§ **Exercise**
Turn each line of the data below into an item of a numbered list, leaving out any blank lines.

§ **Data excerpts**

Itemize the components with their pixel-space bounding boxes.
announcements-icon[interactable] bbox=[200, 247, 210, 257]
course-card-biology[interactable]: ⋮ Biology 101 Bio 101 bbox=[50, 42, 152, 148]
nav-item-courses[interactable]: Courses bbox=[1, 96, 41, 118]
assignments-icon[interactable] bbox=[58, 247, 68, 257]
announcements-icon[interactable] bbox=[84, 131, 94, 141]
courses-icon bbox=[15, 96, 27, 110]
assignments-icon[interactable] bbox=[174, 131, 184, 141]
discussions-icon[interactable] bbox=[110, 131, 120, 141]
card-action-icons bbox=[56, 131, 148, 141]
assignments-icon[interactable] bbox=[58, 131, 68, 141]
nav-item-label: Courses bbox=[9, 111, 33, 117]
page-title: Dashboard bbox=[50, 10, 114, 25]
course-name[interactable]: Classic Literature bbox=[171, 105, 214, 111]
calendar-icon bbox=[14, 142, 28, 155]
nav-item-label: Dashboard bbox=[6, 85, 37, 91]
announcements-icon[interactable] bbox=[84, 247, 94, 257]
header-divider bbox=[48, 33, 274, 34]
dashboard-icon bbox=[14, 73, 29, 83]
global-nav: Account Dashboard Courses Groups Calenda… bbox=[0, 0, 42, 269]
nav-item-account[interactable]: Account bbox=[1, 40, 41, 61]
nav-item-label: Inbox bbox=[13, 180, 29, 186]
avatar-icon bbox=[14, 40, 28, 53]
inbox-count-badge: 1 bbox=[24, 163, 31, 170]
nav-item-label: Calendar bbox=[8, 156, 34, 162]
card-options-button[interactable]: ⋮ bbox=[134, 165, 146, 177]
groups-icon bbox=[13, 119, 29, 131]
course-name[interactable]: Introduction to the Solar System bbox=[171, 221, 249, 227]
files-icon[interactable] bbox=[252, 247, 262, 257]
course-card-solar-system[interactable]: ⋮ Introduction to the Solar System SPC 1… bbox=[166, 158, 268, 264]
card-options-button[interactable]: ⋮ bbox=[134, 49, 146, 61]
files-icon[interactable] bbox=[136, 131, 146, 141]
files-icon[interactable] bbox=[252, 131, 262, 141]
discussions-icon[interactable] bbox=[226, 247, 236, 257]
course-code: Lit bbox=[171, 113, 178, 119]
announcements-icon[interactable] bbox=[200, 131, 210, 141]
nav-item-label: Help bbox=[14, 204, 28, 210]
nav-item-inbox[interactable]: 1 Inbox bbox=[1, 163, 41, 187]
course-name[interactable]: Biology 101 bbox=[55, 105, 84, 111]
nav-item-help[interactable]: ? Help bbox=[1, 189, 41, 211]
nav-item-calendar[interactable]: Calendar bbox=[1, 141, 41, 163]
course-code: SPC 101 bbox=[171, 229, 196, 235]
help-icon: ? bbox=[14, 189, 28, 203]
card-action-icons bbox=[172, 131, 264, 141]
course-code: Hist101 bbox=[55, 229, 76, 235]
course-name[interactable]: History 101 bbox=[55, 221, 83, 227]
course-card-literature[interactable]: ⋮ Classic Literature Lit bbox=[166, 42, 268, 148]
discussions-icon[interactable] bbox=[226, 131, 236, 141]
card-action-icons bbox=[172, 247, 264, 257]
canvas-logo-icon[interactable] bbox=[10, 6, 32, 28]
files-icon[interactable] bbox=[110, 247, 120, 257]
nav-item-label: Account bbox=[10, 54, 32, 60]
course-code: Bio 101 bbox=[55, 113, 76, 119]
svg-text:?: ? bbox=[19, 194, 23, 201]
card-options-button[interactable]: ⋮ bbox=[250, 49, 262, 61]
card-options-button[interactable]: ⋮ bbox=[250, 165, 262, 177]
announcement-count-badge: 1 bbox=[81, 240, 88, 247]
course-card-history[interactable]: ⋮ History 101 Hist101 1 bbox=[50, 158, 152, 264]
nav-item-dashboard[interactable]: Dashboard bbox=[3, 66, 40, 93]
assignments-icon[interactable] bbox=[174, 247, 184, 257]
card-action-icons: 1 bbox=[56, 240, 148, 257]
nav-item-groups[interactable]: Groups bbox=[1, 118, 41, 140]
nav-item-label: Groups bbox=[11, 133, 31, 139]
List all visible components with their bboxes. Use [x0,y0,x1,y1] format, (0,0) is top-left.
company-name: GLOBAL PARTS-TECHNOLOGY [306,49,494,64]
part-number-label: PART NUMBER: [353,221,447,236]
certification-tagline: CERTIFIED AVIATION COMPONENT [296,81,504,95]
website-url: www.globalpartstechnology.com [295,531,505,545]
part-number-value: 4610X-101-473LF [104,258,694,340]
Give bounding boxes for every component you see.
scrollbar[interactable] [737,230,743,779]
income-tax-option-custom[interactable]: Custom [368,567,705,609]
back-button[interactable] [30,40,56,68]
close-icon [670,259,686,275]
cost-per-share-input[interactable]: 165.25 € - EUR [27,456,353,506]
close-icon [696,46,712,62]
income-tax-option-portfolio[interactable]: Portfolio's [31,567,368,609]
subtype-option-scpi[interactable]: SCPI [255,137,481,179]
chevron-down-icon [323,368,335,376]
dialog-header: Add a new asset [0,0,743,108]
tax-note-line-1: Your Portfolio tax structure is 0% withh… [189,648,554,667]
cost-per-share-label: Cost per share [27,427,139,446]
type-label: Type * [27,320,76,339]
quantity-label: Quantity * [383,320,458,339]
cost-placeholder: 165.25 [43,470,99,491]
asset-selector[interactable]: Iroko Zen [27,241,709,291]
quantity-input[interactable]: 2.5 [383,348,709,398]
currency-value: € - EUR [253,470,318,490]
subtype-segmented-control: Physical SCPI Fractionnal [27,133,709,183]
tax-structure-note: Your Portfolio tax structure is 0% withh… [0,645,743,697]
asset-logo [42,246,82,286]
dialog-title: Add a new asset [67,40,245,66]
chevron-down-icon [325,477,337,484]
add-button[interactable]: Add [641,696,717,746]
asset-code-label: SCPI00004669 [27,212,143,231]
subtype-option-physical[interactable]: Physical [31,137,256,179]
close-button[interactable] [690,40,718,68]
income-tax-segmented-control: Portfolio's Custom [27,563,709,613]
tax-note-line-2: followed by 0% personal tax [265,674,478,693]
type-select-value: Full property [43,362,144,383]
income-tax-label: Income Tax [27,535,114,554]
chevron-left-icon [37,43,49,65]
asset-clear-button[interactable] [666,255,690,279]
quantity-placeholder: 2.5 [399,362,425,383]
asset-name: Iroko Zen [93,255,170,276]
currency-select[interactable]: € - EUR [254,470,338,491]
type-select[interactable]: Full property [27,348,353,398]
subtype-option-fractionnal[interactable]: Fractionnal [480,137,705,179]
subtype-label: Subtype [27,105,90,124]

§ **Reply to the task**
1. Itemize the components with their pixel-space bounding boxes.
2. announcements-icon[interactable] bbox=[200, 247, 210, 257]
3. course-card-biology[interactable]: ⋮ Biology 101 Bio 101 bbox=[50, 42, 152, 148]
4. nav-item-courses[interactable]: Courses bbox=[1, 96, 41, 118]
5. assignments-icon[interactable] bbox=[58, 247, 68, 257]
6. announcements-icon[interactable] bbox=[84, 131, 94, 141]
7. courses-icon bbox=[15, 96, 27, 110]
8. assignments-icon[interactable] bbox=[174, 131, 184, 141]
9. discussions-icon[interactable] bbox=[110, 131, 120, 141]
10. card-action-icons bbox=[56, 131, 148, 141]
11. assignments-icon[interactable] bbox=[58, 131, 68, 141]
12. nav-item-label: Courses bbox=[9, 111, 33, 117]
13. page-title: Dashboard bbox=[50, 10, 114, 25]
14. course-name[interactable]: Classic Literature bbox=[171, 105, 214, 111]
15. calendar-icon bbox=[14, 142, 28, 155]
16. nav-item-label: Dashboard bbox=[6, 85, 37, 91]
17. announcements-icon[interactable] bbox=[84, 247, 94, 257]
18. header-divider bbox=[48, 33, 274, 34]
19. dashboard-icon bbox=[14, 73, 29, 83]
20. global-nav: Account Dashboard Courses Groups Calenda… bbox=[0, 0, 42, 269]
21. nav-item-account[interactable]: Account bbox=[1, 40, 41, 61]
22. nav-item-label: Inbox bbox=[13, 180, 29, 186]
23. avatar-icon bbox=[14, 40, 28, 53]
24. inbox-count-badge: 1 bbox=[24, 163, 31, 170]
25. nav-item-label: Calendar bbox=[8, 156, 34, 162]
26. card-options-button[interactable]: ⋮ bbox=[134, 165, 146, 177]
27. groups-icon bbox=[13, 119, 29, 131]
28. course-name[interactable]: Introduction to the Solar System bbox=[171, 221, 249, 227]
29. files-icon[interactable] bbox=[252, 247, 262, 257]
30. course-card-solar-system[interactable]: ⋮ Introduction to the Solar System SPC 1… bbox=[166, 158, 268, 264]
31. card-options-button[interactable]: ⋮ bbox=[134, 49, 146, 61]
32. files-icon[interactable] bbox=[136, 131, 146, 141]
33. files-icon[interactable] bbox=[252, 131, 262, 141]
34. discussions-icon[interactable] bbox=[226, 247, 236, 257]
35. course-code: Lit bbox=[171, 113, 178, 119]
36. announcements-icon[interactable] bbox=[200, 131, 210, 141]
37. nav-item-label: Help bbox=[14, 204, 28, 210]
38. nav-item-inbox[interactable]: 1 Inbox bbox=[1, 163, 41, 187]
39. course-name[interactable]: Biology 101 bbox=[55, 105, 84, 111]
40. nav-item-help[interactable]: ? Help bbox=[1, 189, 41, 211]
41. nav-item-calendar[interactable]: Calendar bbox=[1, 141, 41, 163]
42. course-code: SPC 101 bbox=[171, 229, 196, 235]
43. help-icon: ? bbox=[14, 189, 28, 203]
44. card-action-icons bbox=[172, 131, 264, 141]
45. course-code: Hist101 bbox=[55, 229, 76, 235]
46. course-name[interactable]: History 101 bbox=[55, 221, 83, 227]
47. course-card-literature[interactable]: ⋮ Classic Literature Lit bbox=[166, 42, 268, 148]
48. discussions-icon[interactable] bbox=[226, 131, 236, 141]
49. card-action-icons bbox=[172, 247, 264, 257]
50. canvas-logo-icon[interactable] bbox=[10, 6, 32, 28]
51. files-icon[interactable] bbox=[110, 247, 120, 257]
52. nav-item-label: Account bbox=[10, 54, 32, 60]
53. course-code: Bio 101 bbox=[55, 113, 76, 119]
54. svg-text:?: ? bbox=[19, 194, 23, 201]
55. card-options-button[interactable]: ⋮ bbox=[250, 49, 262, 61]
56. card-options-button[interactable]: ⋮ bbox=[250, 165, 262, 177]
57. announcement-count-badge: 1 bbox=[81, 240, 88, 247]
58. course-card-history[interactable]: ⋮ History 101 Hist101 1 bbox=[50, 158, 152, 264]
59. nav-item-dashboard[interactable]: Dashboard bbox=[3, 66, 40, 93]
60. assignments-icon[interactable] bbox=[174, 247, 184, 257]
61. card-action-icons: 1 bbox=[56, 240, 148, 257]
62. nav-item-groups[interactable]: Groups bbox=[1, 118, 41, 140]
63. nav-item-label: Groups bbox=[11, 133, 31, 139]
64. List all visible components with their bboxes. Use [x0,y0,x1,y1] format, (0,0) is top-left.
65. company-name: GLOBAL PARTS-TECHNOLOGY [306,49,494,64]
66. part-number-label: PART NUMBER: [353,221,447,236]
67. certification-tagline: CERTIFIED AVIATION COMPONENT [296,81,504,95]
68. website-url: www.globalpartstechnology.com [295,531,505,545]
69. part-number-value: 4610X-101-473LF [104,258,694,340]
70. Give bounding boxes for every component you see.
71. scrollbar[interactable] [737,230,743,779]
72. income-tax-option-custom[interactable]: Custom [368,567,705,609]
73. back-button[interactable] [30,40,56,68]
74. close-icon [670,259,686,275]
75. cost-per-share-input[interactable]: 165.25 € - EUR [27,456,353,506]
76. close-icon [696,46,712,62]
77. income-tax-option-portfolio[interactable]: Portfolio's [31,567,368,609]
78. subtype-option-scpi[interactable]: SCPI [255,137,481,179]
79. chevron-down-icon [323,368,335,376]
80. dialog-header: Add a new asset [0,0,743,108]
81. tax-note-line-1: Your Portfolio tax structure is 0% withh… [189,648,554,667]
82. cost-per-share-label: Cost per share [27,427,139,446]
83. type-label: Type * [27,320,76,339]
84. quantity-label: Quantity * [383,320,458,339]
85. cost-placeholder: 165.25 [43,470,99,491]
86. asset-selector[interactable]: Iroko Zen [27,241,709,291]
87. quantity-input[interactable]: 2.5 [383,348,709,398]
88. currency-value: € - EUR [253,470,318,490]
89. subtype-segmented-control: Physical SCPI Fractionnal [27,133,709,183]
90. tax-structure-note: Your Portfolio tax structure is 0% withh… [0,645,743,697]
91. asset-logo [42,246,82,286]
92. dialog-title: Add a new asset [67,40,245,66]
93. chevron-down-icon [325,477,337,484]
94. add-button[interactable]: Add [641,696,717,746]
95. asset-code-label: SCPI00004669 [27,212,143,231]
96. subtype-option-physical[interactable]: Physical [31,137,256,179]
97. close-button[interactable] [690,40,718,68]
98. income-tax-segmented-control: Portfolio's Custom [27,563,709,613]
99. tax-note-line-2: followed by 0% personal tax [265,674,478,693]
100. type-select-value: Full property [43,362,144,383]
101. income-tax-label: Income Tax [27,535,114,554]
102. chevron-left-icon [37,43,49,65]
103. asset-clear-button[interactable] [666,255,690,279]
104. quantity-placeholder: 2.5 [399,362,425,383]
105. asset-name: Iroko Zen [93,255,170,276]
106. currency-select[interactable]: € - EUR [254,470,338,491]
107. type-select[interactable]: Full property [27,348,353,398]
108. subtype-option-fractionnal[interactable]: Fractionnal [480,137,705,179]
109. subtype-label: Subtype [27,105,90,124]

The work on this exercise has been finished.